━━ DATA FOR THE TASK

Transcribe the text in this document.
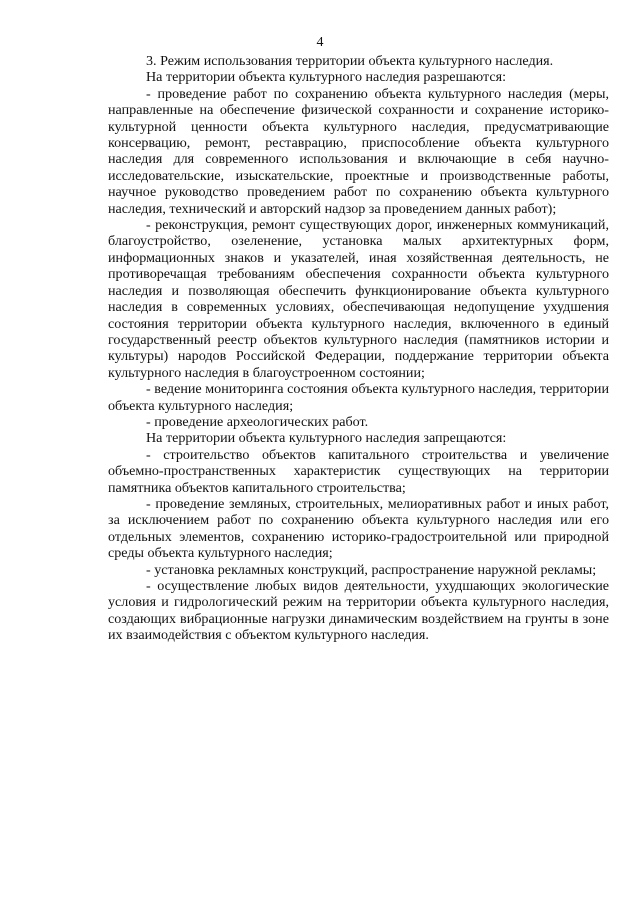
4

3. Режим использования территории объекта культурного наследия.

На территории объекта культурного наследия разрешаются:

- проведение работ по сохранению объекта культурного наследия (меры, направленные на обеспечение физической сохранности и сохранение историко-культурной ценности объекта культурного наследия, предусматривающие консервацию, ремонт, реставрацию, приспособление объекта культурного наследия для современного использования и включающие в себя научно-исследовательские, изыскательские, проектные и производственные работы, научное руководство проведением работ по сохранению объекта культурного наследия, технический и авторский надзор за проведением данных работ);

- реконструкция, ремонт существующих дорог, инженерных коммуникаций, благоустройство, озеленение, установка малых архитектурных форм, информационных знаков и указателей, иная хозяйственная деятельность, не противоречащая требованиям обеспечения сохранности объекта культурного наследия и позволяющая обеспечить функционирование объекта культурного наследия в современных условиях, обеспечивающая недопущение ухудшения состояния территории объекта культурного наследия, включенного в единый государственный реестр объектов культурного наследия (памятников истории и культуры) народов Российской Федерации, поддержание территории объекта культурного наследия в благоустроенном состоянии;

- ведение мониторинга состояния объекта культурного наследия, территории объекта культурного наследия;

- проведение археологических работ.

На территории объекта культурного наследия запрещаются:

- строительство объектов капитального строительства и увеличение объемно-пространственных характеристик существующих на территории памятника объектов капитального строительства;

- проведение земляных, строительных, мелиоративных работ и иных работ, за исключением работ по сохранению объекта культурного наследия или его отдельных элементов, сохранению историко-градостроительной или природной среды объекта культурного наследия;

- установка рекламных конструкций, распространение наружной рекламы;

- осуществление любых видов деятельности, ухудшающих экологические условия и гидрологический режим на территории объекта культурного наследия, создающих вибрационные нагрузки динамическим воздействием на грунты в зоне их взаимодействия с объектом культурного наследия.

━━━━

EXERCISE AIM: Transcribe each line above verbatim, with the pictures left out.

REPLY TO THE TASK:
Transcribe the text in this document.
4

3. Режим использования территории объекта культурного наследия.

На территории объекта культурного наследия разрешаются:

- проведение работ по сохранению объекта культурного наследия (меры, направленные на обеспечение физической сохранности и сохранение историко-культурной ценности объекта культурного наследия, предусматривающие консервацию, ремонт, реставрацию, приспособление объекта культурного наследия для современного использования и включающие в себя научно-исследовательские, изыскательские, проектные и производственные работы, научное руководство проведением работ по сохранению объекта культурного наследия, технический и авторский надзор за проведением данных работ);

- реконструкция, ремонт существующих дорог, инженерных коммуникаций, благоустройство, озеленение, установка малых архитектурных форм, информационных знаков и указателей, иная хозяйственная деятельность, не противоречащая требованиям обеспечения сохранности объекта культурного наследия и позволяющая обеспечить функционирование объекта культурного наследия в современных условиях, обеспечивающая недопущение ухудшения состояния территории объекта культурного наследия, включенного в единый государственный реестр объектов культурного наследия (памятников истории и культуры) народов Российской Федерации, поддержание территории объекта культурного наследия в благоустроенном состоянии;

- ведение мониторинга состояния объекта культурного наследия, территории объекта культурного наследия;

- проведение археологических работ.

На территории объекта культурного наследия запрещаются:

- строительство объектов капитального строительства и увеличение объемно-пространственных характеристик существующих на территории памятника объектов капитального строительства;

- проведение земляных, строительных, мелиоративных работ и иных работ, за исключением работ по сохранению объекта культурного наследия или его отдельных элементов, сохранению историко-градостроительной или природной среды объекта культурного наследия;

- установка рекламных конструкций, распространение наружной рекламы;

- осуществление любых видов деятельности, ухудшающих экологические условия и гидрологический режим на территории объекта культурного наследия, создающих вибрационные нагрузки динамическим воздействием на грунты в зоне их взаимодействия с объектом культурного наследия.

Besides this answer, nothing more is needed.